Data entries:
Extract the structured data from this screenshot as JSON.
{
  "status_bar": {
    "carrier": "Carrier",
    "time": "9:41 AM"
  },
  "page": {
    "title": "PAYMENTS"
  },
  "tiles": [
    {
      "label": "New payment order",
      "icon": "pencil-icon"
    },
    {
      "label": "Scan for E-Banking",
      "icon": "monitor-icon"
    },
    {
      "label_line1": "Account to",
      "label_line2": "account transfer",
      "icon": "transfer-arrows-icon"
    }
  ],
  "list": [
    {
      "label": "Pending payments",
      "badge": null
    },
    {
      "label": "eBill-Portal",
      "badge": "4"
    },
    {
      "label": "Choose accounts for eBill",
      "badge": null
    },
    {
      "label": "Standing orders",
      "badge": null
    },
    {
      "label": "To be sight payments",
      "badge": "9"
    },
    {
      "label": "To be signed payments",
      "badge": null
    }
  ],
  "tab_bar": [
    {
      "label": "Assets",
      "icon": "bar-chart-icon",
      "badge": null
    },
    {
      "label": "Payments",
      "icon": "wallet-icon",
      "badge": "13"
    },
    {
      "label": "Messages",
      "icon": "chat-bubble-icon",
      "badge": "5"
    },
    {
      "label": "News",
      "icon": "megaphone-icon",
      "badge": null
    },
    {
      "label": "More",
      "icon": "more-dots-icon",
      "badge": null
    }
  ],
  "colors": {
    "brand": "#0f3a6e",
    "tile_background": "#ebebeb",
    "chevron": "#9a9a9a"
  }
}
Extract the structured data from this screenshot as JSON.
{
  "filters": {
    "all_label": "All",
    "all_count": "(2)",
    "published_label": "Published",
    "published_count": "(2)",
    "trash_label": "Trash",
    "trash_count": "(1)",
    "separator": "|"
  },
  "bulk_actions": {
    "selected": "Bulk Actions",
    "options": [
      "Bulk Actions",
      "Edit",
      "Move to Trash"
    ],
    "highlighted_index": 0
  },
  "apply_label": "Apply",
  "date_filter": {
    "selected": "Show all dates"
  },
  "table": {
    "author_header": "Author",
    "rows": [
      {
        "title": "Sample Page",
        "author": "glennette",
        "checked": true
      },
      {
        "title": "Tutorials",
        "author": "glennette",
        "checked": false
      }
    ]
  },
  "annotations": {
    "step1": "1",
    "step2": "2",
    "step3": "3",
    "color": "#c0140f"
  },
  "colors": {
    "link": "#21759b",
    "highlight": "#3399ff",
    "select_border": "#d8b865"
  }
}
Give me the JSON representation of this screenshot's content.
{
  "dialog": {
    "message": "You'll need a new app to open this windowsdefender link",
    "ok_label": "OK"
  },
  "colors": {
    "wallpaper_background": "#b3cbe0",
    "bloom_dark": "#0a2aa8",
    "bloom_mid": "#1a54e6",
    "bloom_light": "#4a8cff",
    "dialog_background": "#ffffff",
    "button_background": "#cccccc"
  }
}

# Set task
Make an exact copy of every line in the data.

# The completed task
Extract the structured data from this screenshot as JSON.
{
  "status_bar": {
    "carrier": "Carrier",
    "time": "9:41 AM"
  },
  "page": {
    "title": "PAYMENTS"
  },
  "tiles": [
    {
      "label": "New payment order",
      "icon": "pencil-icon"
    },
    {
      "label": "Scan for E-Banking",
      "icon": "monitor-icon"
    },
    {
      "label_line1": "Account to",
      "label_line2": "account transfer",
      "icon": "transfer-arrows-icon"
    }
  ],
  "list": [
    {
      "label": "Pending payments",
      "badge": null
    },
    {
      "label": "eBill-Portal",
      "badge": "4"
    },
    {
      "label": "Choose accounts for eBill",
      "badge": null
    },
    {
      "label": "Standing orders",
      "badge": null
    },
    {
      "label": "To be sight payments",
      "badge": "9"
    },
    {
      "label": "To be signed payments",
      "badge": null
    }
  ],
  "tab_bar": [
    {
      "label": "Assets",
      "icon": "bar-chart-icon",
      "badge": null
    },
    {
      "label": "Payments",
      "icon": "wallet-icon",
      "badge": "13"
    },
    {
      "label": "Messages",
      "icon": "chat-bubble-icon",
      "badge": "5"
    },
    {
      "label": "News",
      "icon": "megaphone-icon",
      "badge": null
    },
    {
      "label": "More",
      "icon": "more-dots-icon",
      "badge": null
    }
  ],
  "colors": {
    "brand": "#0f3a6e",
    "tile_background": "#ebebeb",
    "chevron": "#9a9a9a"
  }
}
Extract the structured data from this screenshot as JSON.
{
  "filters": {
    "all_label": "All",
    "all_count": "(2)",
    "published_label": "Published",
    "published_count": "(2)",
    "trash_label": "Trash",
    "trash_count": "(1)",
    "separator": "|"
  },
  "bulk_actions": {
    "selected": "Bulk Actions",
    "options": [
      "Bulk Actions",
      "Edit",
      "Move to Trash"
    ],
    "highlighted_index": 0
  },
  "apply_label": "Apply",
  "date_filter": {
    "selected": "Show all dates"
  },
  "table": {
    "author_header": "Author",
    "rows": [
      {
        "title": "Sample Page",
        "author": "glennette",
        "checked": true
      },
      {
        "title": "Tutorials",
        "author": "glennette",
        "checked": false
      }
    ]
  },
  "annotations": {
    "step1": "1",
    "step2": "2",
    "step3": "3",
    "color": "#c0140f"
  },
  "colors": {
    "link": "#21759b",
    "highlight": "#3399ff",
    "select_border": "#d8b865"
  }
}
Give me the JSON representation of this screenshot's content.
{
  "dialog": {
    "message": "You'll need a new app to open this windowsdefender link",
    "ok_label": "OK"
  },
  "colors": {
    "wallpaper_background": "#b3cbe0",
    "bloom_dark": "#0a2aa8",
    "bloom_mid": "#1a54e6",
    "bloom_light": "#4a8cff",
    "dialog_background": "#ffffff",
    "button_background": "#cccccc"
  }
}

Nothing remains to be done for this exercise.